## start Material provided

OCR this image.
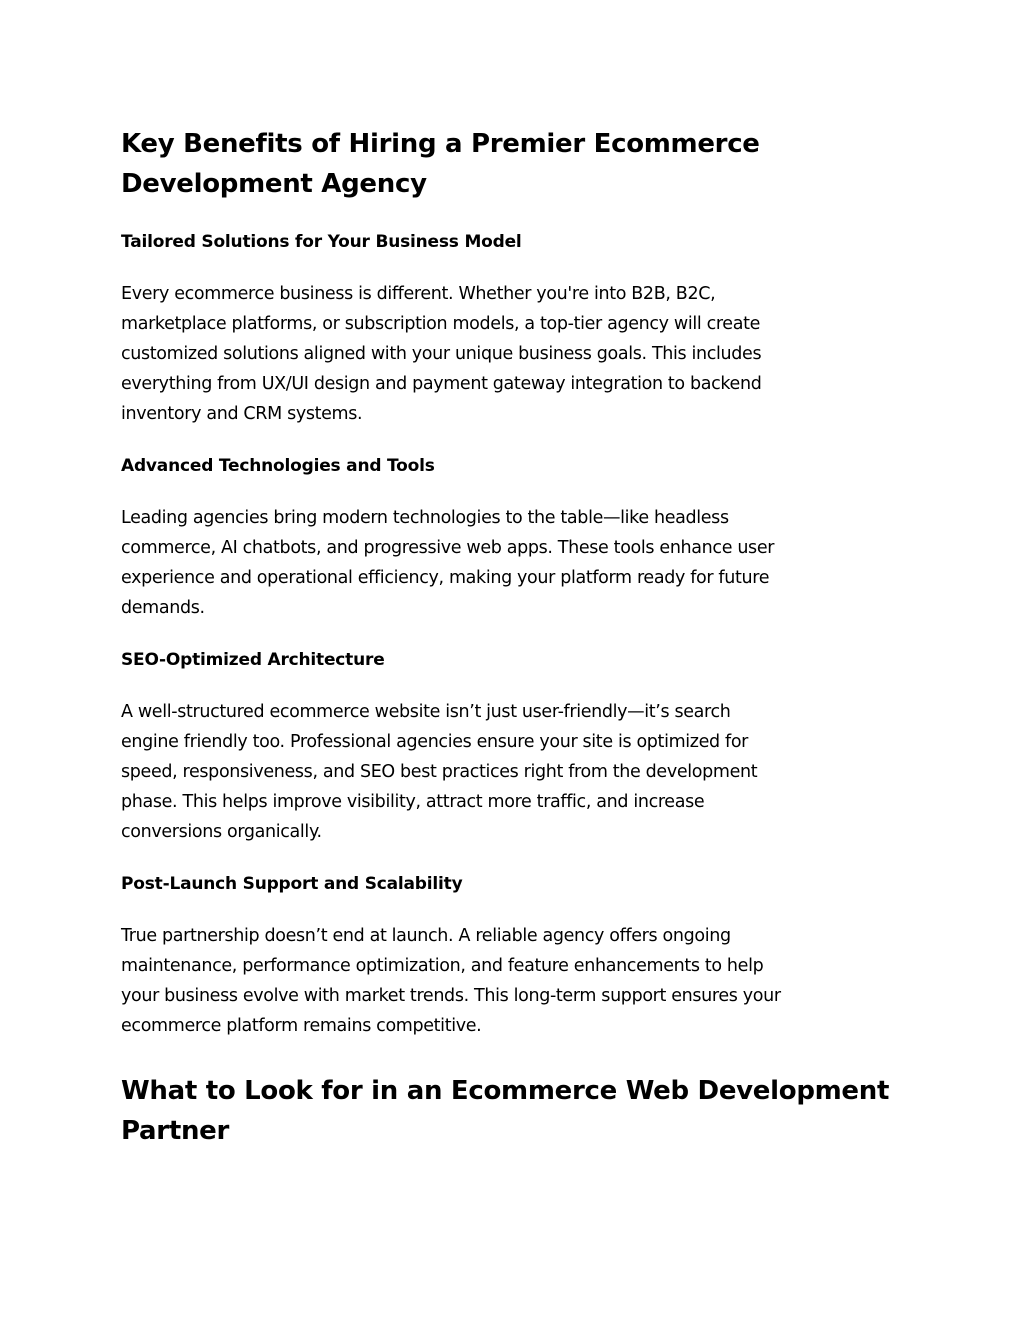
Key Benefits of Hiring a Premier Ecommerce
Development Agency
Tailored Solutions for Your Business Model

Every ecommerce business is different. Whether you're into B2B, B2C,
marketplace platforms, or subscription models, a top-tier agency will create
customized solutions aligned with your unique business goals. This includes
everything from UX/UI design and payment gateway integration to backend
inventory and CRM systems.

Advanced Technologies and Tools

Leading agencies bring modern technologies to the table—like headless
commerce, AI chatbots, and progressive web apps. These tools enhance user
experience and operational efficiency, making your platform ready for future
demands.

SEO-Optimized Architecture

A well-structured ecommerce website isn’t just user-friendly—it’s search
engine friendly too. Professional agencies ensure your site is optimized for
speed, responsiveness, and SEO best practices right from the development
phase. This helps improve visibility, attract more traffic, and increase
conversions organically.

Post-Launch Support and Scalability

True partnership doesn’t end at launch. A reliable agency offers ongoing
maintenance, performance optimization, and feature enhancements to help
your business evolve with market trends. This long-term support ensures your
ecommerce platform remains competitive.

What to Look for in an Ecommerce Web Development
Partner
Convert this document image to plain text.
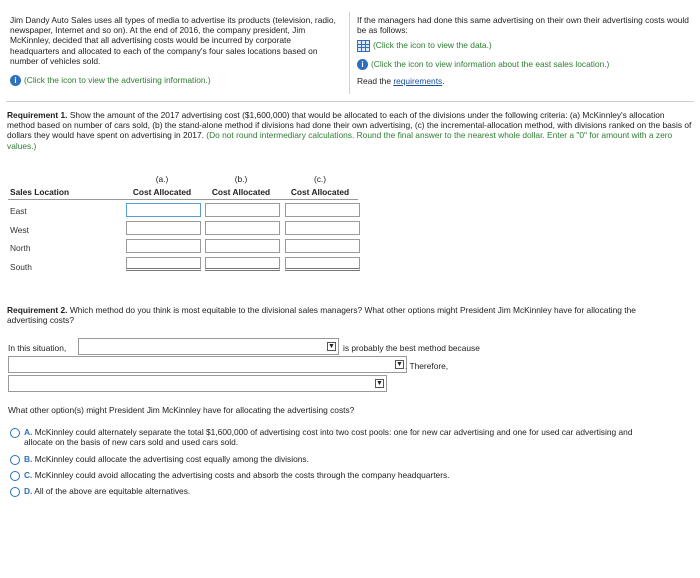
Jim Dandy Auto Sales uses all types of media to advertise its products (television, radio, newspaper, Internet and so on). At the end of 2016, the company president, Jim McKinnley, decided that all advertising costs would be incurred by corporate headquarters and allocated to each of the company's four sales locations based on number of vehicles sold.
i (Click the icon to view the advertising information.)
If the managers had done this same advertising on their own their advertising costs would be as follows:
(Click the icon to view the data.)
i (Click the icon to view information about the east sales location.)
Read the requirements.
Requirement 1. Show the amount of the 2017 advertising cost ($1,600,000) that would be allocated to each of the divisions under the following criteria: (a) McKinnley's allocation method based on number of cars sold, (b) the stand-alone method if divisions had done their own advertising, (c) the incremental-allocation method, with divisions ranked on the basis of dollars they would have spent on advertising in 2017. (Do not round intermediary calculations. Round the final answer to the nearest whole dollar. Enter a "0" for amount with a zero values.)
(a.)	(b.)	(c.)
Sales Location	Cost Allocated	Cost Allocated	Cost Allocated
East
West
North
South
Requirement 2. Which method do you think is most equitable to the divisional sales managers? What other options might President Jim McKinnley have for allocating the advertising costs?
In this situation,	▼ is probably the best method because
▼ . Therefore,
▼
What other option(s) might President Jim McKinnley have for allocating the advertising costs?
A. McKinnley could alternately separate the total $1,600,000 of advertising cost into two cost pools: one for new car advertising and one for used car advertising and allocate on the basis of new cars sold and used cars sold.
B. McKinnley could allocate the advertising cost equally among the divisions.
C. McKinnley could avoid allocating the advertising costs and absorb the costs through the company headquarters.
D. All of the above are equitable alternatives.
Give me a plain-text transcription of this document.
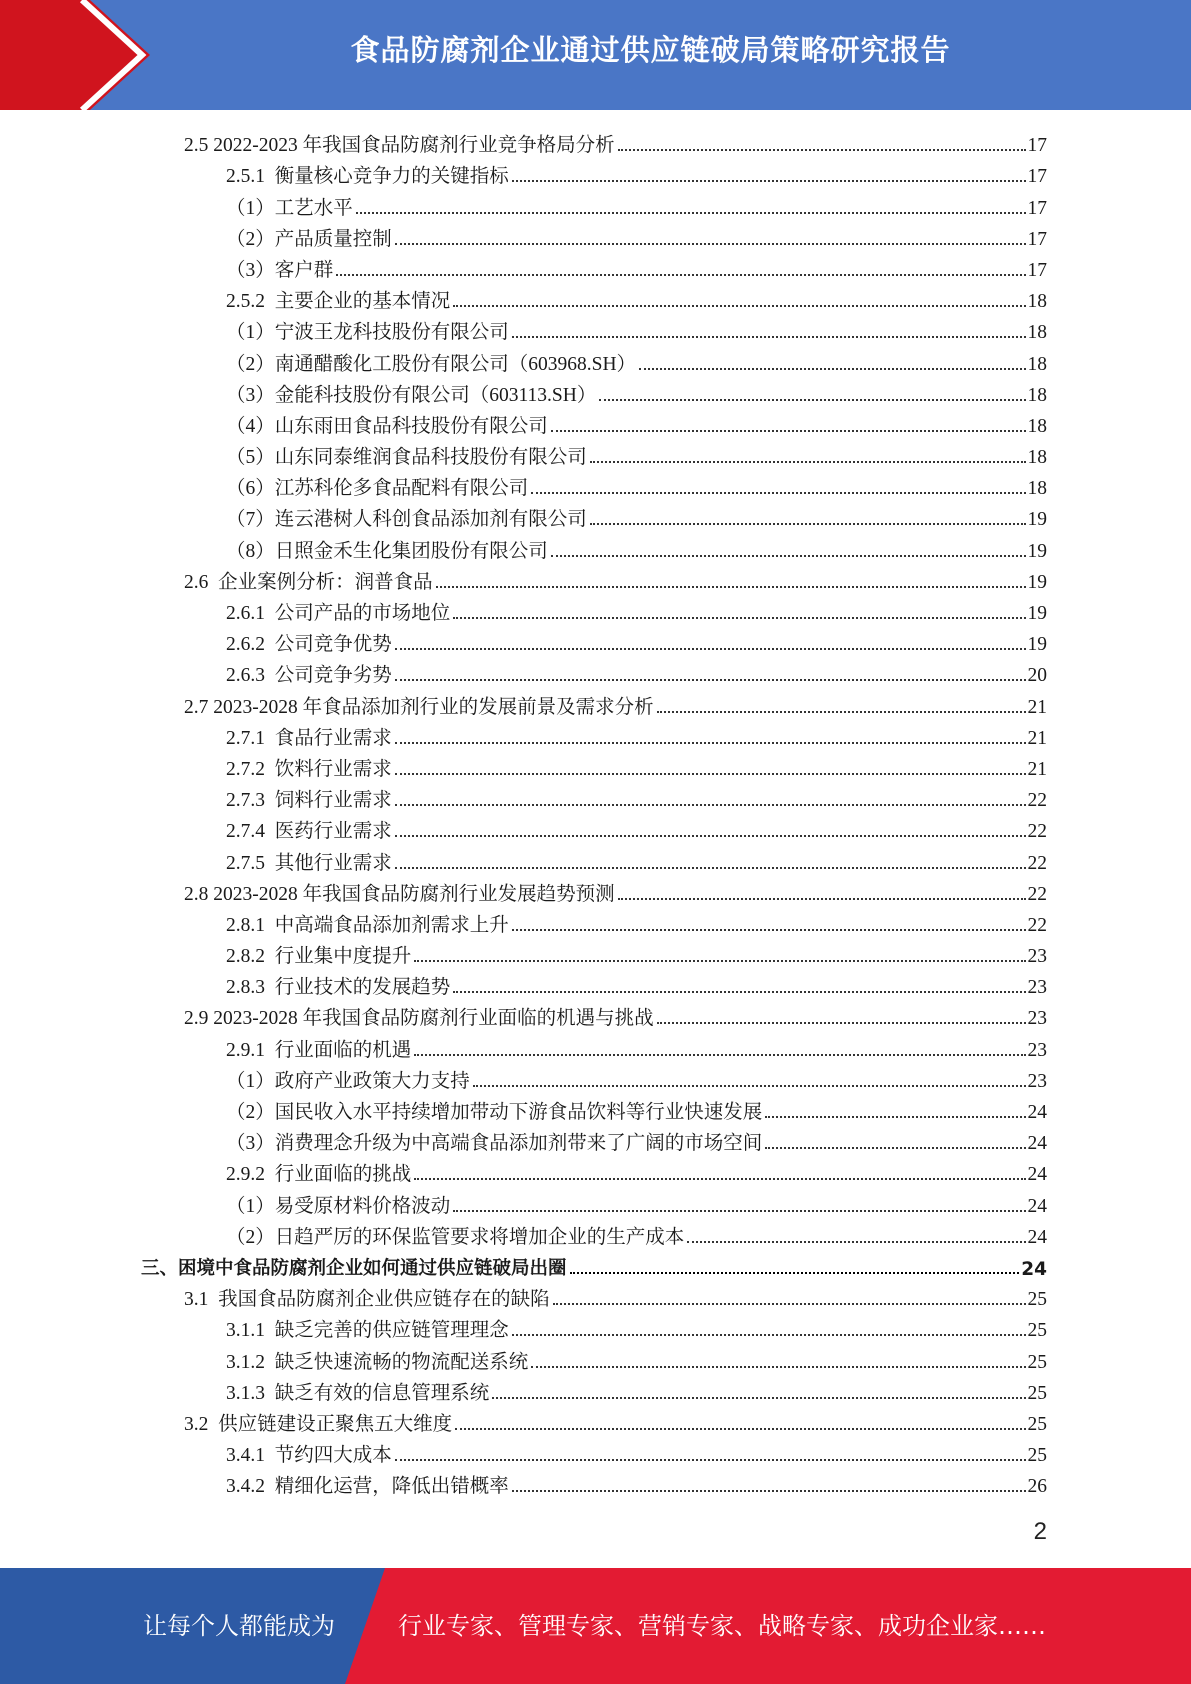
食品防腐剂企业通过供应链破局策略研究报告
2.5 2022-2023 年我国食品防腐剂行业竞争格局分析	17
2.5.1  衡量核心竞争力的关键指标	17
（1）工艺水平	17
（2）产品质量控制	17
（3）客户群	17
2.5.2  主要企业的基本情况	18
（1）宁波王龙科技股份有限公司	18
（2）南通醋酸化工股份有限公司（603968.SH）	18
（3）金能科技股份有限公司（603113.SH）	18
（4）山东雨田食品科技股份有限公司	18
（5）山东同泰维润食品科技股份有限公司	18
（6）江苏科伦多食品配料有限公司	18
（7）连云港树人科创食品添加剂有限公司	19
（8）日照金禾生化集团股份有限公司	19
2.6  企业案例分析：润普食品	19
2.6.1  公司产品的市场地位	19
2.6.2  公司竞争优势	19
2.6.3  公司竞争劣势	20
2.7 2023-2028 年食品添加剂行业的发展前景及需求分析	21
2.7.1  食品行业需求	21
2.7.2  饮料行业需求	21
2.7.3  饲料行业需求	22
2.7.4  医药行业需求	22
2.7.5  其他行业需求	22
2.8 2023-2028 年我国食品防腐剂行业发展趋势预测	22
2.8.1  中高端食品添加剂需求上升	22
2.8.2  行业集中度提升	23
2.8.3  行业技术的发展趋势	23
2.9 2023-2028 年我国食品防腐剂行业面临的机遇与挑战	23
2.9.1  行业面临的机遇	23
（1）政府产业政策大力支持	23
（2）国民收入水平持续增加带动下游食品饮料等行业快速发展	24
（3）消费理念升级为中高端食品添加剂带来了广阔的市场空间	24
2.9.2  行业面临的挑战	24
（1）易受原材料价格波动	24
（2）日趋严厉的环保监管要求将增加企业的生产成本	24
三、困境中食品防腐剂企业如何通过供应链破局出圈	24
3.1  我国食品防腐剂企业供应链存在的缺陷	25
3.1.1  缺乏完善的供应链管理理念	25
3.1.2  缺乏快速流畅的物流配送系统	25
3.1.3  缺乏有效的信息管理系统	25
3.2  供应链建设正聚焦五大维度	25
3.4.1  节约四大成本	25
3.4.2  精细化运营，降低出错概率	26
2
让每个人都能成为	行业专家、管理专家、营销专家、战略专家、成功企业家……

## end Material provided

What to work on:
From the entries, report each line that includes the word "allocating".

Written answer:
Requirement 2. Which method do you think is most equitable to the divisional sales managers? What other options might President Jim McKinnley have for allocating the advertising costs?
What other option(s) might President Jim McKinnley have for allocating the advertising costs?
C. McKinnley could avoid allocating the advertising costs and absorb the costs through the company headquarters.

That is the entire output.